- _What is expected_: Look for the string "Хакасия" in every line, and copy each line that has it.

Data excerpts
--*--

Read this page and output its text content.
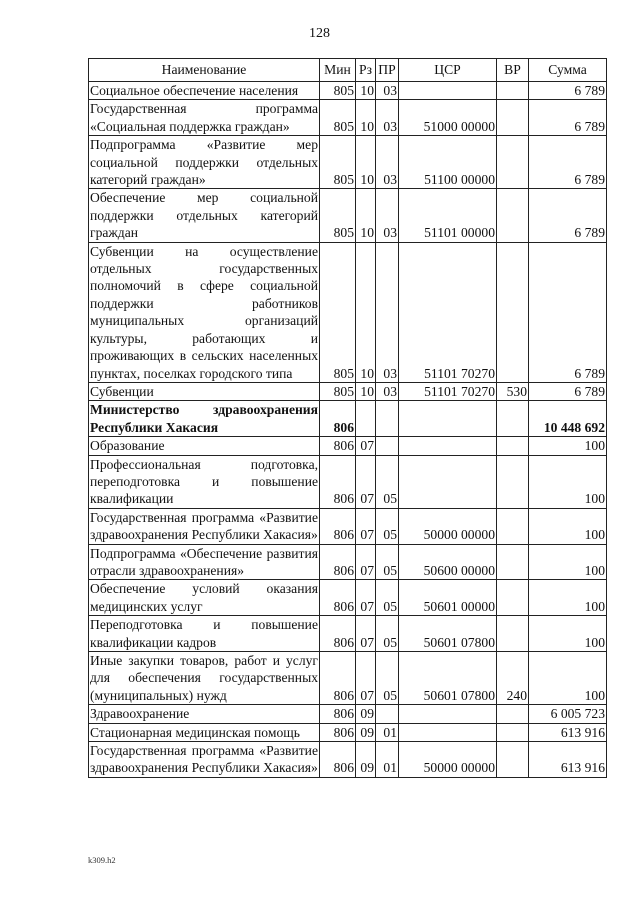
128
Наименование	Мин	Рз	ПР	ЦСР	ВР	Сумма
Социальное обеспечение населения	805	10	03			6 789
Государственная программа «Социальная поддержка граждан»	805	10	03	51000 00000		6 789
Подпрограмма «Развитие мер социальной поддержки отдельных категорий граждан»	805	10	03	51100 00000		6 789
Обеспечение мер социальной поддержки отдельных категорий граждан	805	10	03	51101 00000		6 789
Субвенции на осуществление отдельных государственных полномочий в сфере социальной поддержки работников муниципальных организаций культуры, работающих и проживающих в сельских населенных пунктах, поселках городского типа	805	10	03	51101 70270		6 789
Субвенции	805	10	03	51101 70270	530	6 789
Министерство здравоохранения Республики Хакасия	806					10 448 692
Образование	806	07				100
Профессиональная подготовка, переподготовка и повышение квалификации	806	07	05			100
Государственная программа «Развитие здравоохранения Республики Хакасия»	806	07	05	50000 00000		100
Подпрограмма «Обеспечение развития отрасли здравоохранения»	806	07	05	50600 00000		100
Обеспечение условий оказания медицинских услуг	806	07	05	50601 00000		100
Переподготовка и повышение квалификации кадров	806	07	05	50601 07800		100
Иные закупки товаров, работ и услуг для обеспечения государственных (муниципальных) нужд	806	07	05	50601 07800	240	100
Здравоохранение	806	09				6 005 723
Стационарная медицинская помощь	806	09	01			613 916
Государственная программа «Развитие здравоохранения Республики Хакасия»	806	09	01	50000 00000		613 916
k309.h2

--*--

- _Response below_:
Министерство здравоохранения Республики Хакасия	806					10 448 692
Государственная программа «Развитие здравоохранения Республики Хакасия»	806	07	05	50000 00000		100
Государственная программа «Развитие здравоохранения Республики Хакасия»	806	09	01	50000 00000		613 916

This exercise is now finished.